## Exercise brief
Show all lines from the listing below that contain "THERE".

## BEGIN Raw data

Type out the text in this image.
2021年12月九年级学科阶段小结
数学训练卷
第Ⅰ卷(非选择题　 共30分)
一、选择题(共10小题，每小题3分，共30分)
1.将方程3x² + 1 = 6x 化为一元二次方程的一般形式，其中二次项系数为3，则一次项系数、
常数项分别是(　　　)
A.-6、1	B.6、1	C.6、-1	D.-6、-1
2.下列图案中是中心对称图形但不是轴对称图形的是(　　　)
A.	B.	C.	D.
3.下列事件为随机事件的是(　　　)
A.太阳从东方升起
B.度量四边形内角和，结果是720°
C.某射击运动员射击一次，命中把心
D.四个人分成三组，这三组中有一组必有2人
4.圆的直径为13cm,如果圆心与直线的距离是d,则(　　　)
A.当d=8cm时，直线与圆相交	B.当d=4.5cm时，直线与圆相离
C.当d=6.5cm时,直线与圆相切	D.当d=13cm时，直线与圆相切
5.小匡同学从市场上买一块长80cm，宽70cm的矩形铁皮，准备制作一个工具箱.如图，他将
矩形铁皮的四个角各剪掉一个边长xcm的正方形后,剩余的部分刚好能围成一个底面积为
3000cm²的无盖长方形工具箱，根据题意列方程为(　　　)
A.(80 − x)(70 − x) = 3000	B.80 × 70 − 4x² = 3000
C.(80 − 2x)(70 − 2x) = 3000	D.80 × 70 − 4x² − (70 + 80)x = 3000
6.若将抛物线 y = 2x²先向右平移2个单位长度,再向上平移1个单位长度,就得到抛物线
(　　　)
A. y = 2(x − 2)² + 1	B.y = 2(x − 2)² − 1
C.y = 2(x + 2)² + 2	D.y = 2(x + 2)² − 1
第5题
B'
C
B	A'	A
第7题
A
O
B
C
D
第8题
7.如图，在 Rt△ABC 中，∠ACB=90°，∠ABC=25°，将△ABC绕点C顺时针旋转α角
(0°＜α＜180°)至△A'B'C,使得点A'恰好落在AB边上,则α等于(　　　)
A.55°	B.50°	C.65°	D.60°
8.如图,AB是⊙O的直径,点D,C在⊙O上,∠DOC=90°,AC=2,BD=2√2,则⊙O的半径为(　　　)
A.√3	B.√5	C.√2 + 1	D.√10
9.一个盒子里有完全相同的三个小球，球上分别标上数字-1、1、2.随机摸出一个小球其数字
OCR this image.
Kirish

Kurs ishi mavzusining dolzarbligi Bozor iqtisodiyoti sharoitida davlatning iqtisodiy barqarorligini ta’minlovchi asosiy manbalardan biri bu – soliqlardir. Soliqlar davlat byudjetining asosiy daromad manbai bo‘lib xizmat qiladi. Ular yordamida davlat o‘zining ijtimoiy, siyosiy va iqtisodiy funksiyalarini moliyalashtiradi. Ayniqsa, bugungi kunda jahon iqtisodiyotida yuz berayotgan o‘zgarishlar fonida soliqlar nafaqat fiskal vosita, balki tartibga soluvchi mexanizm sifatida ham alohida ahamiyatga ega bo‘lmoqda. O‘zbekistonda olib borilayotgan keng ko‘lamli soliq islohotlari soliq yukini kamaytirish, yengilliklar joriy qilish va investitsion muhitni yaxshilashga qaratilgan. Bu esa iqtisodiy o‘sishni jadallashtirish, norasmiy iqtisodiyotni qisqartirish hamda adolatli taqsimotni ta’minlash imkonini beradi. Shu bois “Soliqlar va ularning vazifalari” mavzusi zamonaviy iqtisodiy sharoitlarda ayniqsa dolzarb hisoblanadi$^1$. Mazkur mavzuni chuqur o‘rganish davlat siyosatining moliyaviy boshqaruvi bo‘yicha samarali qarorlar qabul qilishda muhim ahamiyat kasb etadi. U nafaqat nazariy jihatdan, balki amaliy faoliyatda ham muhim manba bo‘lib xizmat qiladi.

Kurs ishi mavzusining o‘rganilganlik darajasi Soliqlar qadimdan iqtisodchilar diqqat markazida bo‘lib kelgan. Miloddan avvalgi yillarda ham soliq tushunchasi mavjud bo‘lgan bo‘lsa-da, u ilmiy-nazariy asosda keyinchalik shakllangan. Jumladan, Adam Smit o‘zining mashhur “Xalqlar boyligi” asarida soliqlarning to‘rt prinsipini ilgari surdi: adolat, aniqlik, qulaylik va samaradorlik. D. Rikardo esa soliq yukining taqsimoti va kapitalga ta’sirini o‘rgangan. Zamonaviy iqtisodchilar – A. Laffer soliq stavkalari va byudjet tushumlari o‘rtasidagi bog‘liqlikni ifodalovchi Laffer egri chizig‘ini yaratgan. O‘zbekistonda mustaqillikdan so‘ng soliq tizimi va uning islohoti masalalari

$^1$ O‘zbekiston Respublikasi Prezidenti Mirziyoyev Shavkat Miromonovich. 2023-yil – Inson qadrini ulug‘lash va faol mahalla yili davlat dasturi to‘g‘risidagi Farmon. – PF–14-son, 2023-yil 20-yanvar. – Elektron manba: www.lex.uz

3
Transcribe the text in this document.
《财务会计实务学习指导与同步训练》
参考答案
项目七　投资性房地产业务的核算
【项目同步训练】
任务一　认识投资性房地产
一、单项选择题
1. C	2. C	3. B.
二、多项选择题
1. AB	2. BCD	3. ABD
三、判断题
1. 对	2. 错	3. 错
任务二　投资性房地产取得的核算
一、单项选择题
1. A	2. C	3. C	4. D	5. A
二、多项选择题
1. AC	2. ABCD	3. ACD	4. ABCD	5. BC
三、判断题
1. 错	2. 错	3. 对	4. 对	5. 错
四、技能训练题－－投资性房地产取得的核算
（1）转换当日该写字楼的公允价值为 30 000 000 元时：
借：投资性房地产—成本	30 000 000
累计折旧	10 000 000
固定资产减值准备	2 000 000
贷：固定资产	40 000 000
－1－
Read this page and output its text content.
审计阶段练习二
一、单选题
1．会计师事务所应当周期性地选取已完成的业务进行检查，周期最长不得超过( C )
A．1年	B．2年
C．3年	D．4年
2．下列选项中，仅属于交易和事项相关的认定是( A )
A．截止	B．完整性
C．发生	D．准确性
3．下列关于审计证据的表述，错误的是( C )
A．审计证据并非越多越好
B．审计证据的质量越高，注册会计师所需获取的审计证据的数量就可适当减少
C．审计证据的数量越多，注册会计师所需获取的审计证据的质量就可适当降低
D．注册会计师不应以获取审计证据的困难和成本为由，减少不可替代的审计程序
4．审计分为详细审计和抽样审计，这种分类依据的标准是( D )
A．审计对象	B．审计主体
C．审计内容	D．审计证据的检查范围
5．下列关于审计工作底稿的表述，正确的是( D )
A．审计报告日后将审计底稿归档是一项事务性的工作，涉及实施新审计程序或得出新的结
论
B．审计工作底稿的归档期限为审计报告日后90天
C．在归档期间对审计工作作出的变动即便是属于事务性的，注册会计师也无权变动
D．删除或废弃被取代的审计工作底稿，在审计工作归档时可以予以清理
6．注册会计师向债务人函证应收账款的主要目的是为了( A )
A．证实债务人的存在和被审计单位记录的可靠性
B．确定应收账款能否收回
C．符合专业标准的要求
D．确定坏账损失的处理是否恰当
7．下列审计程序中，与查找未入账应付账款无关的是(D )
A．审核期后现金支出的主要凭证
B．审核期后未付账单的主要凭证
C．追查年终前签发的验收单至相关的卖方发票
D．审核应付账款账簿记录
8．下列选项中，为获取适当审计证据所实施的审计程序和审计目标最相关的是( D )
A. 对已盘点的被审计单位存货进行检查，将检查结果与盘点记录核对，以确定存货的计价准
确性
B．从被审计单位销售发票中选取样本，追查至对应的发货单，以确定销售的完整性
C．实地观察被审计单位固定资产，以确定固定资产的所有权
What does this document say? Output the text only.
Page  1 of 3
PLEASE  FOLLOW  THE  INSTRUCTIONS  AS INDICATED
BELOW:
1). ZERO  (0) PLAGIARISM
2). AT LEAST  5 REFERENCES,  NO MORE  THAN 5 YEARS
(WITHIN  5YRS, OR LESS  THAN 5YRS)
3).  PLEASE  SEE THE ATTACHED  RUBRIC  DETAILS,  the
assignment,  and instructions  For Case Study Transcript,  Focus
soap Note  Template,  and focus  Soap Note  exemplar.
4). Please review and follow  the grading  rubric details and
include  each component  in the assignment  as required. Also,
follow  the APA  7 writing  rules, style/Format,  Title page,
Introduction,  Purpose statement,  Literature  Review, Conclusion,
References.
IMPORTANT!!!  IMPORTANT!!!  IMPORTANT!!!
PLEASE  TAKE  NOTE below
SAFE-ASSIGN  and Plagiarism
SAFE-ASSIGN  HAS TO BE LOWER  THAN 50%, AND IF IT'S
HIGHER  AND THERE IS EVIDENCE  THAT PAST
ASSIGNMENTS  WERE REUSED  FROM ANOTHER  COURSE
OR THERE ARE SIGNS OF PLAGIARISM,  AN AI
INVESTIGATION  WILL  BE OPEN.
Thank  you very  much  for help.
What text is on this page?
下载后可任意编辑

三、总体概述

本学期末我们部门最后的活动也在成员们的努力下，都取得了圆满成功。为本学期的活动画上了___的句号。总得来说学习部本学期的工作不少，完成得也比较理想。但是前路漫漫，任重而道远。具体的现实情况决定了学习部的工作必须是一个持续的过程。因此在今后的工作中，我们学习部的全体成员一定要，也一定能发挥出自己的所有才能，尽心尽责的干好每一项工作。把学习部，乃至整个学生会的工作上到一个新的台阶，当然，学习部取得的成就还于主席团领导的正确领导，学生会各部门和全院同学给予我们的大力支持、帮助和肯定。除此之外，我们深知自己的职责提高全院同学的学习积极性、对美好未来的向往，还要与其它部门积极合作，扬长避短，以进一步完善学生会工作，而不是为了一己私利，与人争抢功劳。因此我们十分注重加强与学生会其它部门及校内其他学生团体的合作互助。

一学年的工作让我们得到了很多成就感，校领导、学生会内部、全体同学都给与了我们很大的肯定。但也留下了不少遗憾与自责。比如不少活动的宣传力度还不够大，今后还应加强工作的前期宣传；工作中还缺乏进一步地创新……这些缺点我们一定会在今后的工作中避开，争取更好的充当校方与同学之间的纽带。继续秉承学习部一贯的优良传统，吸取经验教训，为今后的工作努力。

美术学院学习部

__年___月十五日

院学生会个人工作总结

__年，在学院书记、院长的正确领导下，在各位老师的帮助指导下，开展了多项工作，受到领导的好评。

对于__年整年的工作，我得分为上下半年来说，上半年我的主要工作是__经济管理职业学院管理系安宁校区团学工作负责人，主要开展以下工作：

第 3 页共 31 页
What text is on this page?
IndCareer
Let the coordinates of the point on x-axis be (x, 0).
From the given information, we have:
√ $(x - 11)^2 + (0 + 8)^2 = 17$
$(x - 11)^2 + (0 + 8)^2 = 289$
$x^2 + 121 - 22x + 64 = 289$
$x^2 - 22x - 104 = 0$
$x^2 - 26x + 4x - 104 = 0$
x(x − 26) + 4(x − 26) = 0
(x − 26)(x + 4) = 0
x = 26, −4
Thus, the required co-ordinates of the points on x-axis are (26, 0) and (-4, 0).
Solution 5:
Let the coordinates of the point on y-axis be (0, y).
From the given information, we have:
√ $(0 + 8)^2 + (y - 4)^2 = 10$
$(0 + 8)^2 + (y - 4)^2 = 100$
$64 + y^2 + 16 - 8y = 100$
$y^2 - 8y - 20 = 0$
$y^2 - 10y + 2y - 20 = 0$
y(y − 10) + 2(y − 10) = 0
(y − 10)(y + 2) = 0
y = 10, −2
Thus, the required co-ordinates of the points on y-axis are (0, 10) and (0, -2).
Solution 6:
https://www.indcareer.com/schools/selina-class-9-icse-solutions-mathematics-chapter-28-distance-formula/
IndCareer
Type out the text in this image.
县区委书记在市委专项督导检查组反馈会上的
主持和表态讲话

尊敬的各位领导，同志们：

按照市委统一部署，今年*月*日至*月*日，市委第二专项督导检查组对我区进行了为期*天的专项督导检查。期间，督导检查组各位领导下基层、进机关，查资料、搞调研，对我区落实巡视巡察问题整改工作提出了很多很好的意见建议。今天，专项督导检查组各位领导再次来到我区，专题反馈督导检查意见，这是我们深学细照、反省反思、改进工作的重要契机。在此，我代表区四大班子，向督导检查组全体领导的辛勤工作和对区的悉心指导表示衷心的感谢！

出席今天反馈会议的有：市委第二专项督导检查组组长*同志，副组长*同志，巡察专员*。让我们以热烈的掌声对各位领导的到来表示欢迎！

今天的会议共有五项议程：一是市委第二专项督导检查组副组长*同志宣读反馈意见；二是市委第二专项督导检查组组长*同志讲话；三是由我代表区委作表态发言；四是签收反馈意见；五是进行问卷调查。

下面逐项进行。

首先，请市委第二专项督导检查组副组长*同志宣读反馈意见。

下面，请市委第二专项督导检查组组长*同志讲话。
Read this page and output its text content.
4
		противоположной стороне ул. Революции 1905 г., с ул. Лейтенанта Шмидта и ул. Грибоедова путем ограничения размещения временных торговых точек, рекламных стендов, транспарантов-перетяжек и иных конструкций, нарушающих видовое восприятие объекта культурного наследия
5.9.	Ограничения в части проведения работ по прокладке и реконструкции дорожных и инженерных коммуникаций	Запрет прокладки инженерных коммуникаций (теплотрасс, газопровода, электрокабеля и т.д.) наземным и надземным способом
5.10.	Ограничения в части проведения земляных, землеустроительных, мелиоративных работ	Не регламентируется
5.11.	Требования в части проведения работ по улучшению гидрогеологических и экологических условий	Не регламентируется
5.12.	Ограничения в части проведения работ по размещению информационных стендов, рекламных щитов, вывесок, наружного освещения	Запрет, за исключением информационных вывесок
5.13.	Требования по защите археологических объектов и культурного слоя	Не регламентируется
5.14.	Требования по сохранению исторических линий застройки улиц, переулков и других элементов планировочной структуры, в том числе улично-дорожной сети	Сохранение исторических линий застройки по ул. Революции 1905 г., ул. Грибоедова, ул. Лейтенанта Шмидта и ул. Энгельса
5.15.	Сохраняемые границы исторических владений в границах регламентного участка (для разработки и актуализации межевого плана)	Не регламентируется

## END Raw data

## Written solution
HIGHER  AND THERE IS EVIDENCE  THAT PAST
OR THERE ARE SIGNS OF PLAGIARISM,  AN AI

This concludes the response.